SOURCE PASSAGE:

╭──

The Television Bureau of Advertising described the late Cal Worthington as “probably the best-known car dealer pitchman in television history.” Worthington became famous in cities from Houston to Anchorage for his “Go See Cal” theme song and a series of commercials in which he wrestled a grizzly bear, hung upside down from an airplane and rode atop the back of a killer whale at Sea World. When he died last month at the age of 92, his obituary in the Los Angeles Times described him as one of the rare spokespeople who was able to rise to “cult celebrity status.”
The dealership marketing game has changed since Worthington opened his first store in the late 1940s, but dealers can take one aspect of his legacy to heart: To sell more than one million cars over the span of 65 years, you need a solid pitchman.
“Cal’s commercials are legendary and set the tone for an entire generation of ads,” says Bill Day, executive director for Frank N. Magid Associates Inc., a consumer research firm that measures the effectiveness of advertising campaigns. “While they were undeniably effective for him and his dealerships … consumers today have been trained by years of over-the-top, jingle-filled, hyperbolic ads to tune out the hype and look for the substance.”
Day’s core analysis boils down to two major considerations: Are people paying attention to the ad? Are they willing to change their behavior after seeing it?
“If you’re screaming into the camera: ‘We are the No. 1 car dealer, we make car buying easy!’ Well, that doesn’t feel easy. You’re just screaming your slogan at me,” Day adds, noting that a better approach would be to say something like: “We are the one place where we make buying your car easier. You deal with one person, no finance manager, no sales manager — just one person. We’ll give you our best price every time.”
“There are no unbelievable offers in this space,” Day says, recommending that dealers use their ads to address the skepticism most consumers have about dealerships. “Anything you do to alleviate that fear tends to have a positive influence.”
As for how to combine credibility with entertainment value, Day says there’s no right answer. “We’ve seen everything from low-cost, graphic-driven to celebrity-driven work,” he explains. “There’s not a lot of commonality there in how to execute them, but dealer commercials must base their foundation on being emotionally resonant, authentic and consumer-centric.”
Hiring well-known talent has proven to be a lucrative strategy for Robert Bassam, founder and owner of Easterns Automotive Group. The used-car dealer serves Washington, D.C., Maryland and Virginia, and his list of celebrity pitchmen includes comedians Gilbert Gottfried and John Witherspoon, professional basketball player Carmelo Anthony, rapper Fat Joe, and just about every quarterback to start for the Washington Redskins since 1988.
To commemorate his operation’s 25th anniversary, Bassam hired comedian Kevin Pollak and Alfred Morris, running back for the Washington Redskins, to star in two new commercials — both of which can be found on YouTube and on Easterns’ homepage. Scripted by Bassam, both commercials target today’s used-car shopper, but they do so from different angles.

╰──

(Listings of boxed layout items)

╭──

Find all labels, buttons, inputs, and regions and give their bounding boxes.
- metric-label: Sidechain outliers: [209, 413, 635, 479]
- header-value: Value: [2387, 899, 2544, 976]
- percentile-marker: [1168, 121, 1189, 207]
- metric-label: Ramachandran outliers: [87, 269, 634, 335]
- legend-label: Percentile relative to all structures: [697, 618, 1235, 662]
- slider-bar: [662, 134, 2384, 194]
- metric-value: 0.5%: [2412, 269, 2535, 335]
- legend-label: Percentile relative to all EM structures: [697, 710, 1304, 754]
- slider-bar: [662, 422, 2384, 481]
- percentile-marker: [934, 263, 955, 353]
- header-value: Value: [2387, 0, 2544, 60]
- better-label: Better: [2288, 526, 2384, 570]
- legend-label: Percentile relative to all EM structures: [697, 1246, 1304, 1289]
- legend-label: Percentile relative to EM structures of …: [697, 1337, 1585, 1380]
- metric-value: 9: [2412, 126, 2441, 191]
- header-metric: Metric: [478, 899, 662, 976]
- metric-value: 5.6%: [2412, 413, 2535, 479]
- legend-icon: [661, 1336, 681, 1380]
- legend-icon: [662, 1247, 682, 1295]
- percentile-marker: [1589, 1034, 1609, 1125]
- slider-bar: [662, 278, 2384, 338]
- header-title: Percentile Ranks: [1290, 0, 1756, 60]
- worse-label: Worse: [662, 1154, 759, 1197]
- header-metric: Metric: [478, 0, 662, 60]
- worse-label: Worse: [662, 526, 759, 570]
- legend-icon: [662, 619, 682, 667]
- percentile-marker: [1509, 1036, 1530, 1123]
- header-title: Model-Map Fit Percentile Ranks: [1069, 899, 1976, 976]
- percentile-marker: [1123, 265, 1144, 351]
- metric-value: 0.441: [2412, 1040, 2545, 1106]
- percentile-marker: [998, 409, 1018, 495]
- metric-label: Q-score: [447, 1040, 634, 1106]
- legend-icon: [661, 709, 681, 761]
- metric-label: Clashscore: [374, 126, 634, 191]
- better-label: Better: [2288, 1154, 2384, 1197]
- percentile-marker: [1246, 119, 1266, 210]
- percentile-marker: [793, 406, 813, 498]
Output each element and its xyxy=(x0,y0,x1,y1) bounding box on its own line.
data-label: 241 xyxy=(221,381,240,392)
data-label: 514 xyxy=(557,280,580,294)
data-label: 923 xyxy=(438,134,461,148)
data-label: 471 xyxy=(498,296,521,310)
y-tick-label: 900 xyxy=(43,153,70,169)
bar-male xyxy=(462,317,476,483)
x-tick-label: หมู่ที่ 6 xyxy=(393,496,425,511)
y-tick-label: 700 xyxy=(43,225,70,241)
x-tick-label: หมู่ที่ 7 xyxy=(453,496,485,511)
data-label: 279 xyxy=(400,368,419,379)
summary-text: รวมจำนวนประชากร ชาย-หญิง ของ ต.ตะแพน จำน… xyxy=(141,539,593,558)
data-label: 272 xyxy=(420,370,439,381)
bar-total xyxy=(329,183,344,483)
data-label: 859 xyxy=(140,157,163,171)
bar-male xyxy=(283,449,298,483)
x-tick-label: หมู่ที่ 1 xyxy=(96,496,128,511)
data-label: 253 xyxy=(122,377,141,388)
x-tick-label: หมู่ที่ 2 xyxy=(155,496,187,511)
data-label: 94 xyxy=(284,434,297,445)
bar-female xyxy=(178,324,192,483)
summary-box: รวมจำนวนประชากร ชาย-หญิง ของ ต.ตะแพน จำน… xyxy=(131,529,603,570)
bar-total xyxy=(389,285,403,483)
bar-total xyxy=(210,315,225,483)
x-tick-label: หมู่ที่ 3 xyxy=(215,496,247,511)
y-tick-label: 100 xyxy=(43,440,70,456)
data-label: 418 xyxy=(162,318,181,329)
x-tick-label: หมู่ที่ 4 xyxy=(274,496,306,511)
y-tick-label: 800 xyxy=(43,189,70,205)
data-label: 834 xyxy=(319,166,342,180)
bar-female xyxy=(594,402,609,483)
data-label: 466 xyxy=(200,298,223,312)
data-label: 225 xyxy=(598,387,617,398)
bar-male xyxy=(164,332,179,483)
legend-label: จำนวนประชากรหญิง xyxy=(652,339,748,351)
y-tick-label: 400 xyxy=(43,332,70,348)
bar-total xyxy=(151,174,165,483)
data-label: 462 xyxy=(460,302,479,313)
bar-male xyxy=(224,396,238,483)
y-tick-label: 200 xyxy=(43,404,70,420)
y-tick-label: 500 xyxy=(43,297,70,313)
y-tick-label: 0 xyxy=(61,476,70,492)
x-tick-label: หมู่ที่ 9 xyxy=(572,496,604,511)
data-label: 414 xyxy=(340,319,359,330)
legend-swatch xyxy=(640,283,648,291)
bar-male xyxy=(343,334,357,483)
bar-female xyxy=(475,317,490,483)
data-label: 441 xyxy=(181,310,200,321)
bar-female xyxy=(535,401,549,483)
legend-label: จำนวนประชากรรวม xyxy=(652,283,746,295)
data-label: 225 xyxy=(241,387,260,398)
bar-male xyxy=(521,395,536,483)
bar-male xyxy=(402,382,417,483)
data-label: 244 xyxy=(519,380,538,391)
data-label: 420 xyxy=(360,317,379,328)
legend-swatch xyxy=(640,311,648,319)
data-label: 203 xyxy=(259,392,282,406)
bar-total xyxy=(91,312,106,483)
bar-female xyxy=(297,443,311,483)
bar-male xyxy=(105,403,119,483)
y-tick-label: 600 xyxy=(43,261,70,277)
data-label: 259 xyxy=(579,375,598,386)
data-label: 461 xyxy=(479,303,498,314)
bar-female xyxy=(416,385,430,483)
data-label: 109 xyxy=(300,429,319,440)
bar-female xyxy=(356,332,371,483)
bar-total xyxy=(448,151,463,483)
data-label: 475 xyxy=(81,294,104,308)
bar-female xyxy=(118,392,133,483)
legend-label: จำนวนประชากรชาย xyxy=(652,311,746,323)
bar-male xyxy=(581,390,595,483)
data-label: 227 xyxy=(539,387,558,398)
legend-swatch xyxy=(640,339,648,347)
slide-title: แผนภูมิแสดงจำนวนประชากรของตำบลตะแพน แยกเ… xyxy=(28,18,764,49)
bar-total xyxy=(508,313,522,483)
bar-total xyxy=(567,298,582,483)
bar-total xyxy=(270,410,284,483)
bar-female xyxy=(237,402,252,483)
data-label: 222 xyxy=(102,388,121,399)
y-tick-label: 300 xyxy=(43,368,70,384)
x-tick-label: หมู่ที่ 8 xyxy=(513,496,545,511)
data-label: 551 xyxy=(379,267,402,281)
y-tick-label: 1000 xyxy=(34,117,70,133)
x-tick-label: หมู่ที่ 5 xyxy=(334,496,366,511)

╰──

SET EXERCISE 1: Using the article on car dealer advertising, name every person it identifies by name as a pitchman hired by Robert Bassam.
SET EXERCISE 2: Retype the part of the article on car dealer advertising starting with "The dealership marketing" and going on through "a solid pitchman.".
The items have no connection to the article on car dealer advertising.

TASK ANSWER 1: Gilbert Gottfried, John Witherspoon, Carmelo Anthony, Fat Joe, Kevin Pollak, Alfred Morris

TASK ANSWER 2:
The dealership marketing game has changed since Worthington opened his first store in the late 1940s, but dealers can take one aspect of his legacy to heart: To sell more than one million cars over the span of 65 years, you need a solid pitchman.